(Task description) Using the entries that follow, collect the lines where the word "kracht" appears.
═══
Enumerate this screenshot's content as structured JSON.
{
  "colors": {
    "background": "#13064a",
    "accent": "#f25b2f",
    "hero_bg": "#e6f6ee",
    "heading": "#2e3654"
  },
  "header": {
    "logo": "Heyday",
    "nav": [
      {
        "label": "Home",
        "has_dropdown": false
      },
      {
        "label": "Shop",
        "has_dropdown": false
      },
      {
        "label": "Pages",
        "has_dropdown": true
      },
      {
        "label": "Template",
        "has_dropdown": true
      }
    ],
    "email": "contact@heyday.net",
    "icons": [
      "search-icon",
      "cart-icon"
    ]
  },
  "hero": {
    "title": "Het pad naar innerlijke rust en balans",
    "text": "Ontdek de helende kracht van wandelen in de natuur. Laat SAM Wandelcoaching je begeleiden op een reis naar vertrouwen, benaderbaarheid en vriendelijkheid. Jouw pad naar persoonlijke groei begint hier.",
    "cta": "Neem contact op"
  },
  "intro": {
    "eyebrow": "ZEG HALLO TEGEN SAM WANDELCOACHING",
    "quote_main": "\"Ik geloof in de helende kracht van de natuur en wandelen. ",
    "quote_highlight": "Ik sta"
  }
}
═══
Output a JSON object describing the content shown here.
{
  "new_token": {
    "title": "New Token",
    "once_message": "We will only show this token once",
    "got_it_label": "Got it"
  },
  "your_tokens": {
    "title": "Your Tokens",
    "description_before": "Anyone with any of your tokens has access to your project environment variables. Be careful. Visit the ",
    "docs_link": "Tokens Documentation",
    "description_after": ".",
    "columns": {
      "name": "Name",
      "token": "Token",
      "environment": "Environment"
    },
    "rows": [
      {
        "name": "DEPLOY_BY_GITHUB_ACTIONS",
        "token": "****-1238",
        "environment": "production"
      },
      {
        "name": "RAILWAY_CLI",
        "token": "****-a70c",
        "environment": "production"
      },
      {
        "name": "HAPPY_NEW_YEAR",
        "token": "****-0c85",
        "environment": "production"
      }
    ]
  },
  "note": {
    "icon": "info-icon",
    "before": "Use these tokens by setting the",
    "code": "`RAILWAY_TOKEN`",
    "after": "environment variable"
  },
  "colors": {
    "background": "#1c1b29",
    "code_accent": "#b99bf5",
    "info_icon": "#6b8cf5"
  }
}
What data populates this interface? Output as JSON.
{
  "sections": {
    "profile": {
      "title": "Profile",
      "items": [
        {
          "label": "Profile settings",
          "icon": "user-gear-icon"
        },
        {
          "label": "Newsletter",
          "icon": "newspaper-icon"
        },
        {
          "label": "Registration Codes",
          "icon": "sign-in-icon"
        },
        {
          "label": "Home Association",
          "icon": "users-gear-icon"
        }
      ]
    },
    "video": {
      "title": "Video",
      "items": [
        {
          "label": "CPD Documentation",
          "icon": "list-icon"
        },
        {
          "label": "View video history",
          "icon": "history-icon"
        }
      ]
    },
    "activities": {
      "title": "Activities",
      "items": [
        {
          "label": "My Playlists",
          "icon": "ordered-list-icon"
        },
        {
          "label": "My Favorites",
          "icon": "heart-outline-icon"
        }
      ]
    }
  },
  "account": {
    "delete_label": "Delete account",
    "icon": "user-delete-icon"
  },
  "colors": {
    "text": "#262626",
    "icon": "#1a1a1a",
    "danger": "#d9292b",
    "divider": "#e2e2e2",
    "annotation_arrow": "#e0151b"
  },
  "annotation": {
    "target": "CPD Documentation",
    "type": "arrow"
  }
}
═══
(Answer to the problem)
    "text": "Ontdek de helende kracht van wandelen in de natuur. Laat SAM Wandelcoaching je begeleiden op een reis naar vertrouwen, benaderbaarheid en vriendelijkheid. Jouw pad naar persoonlijke groei begint hier.",
    "quote_main": "\"Ik geloof in de helende kracht van de natuur en wandelen. ",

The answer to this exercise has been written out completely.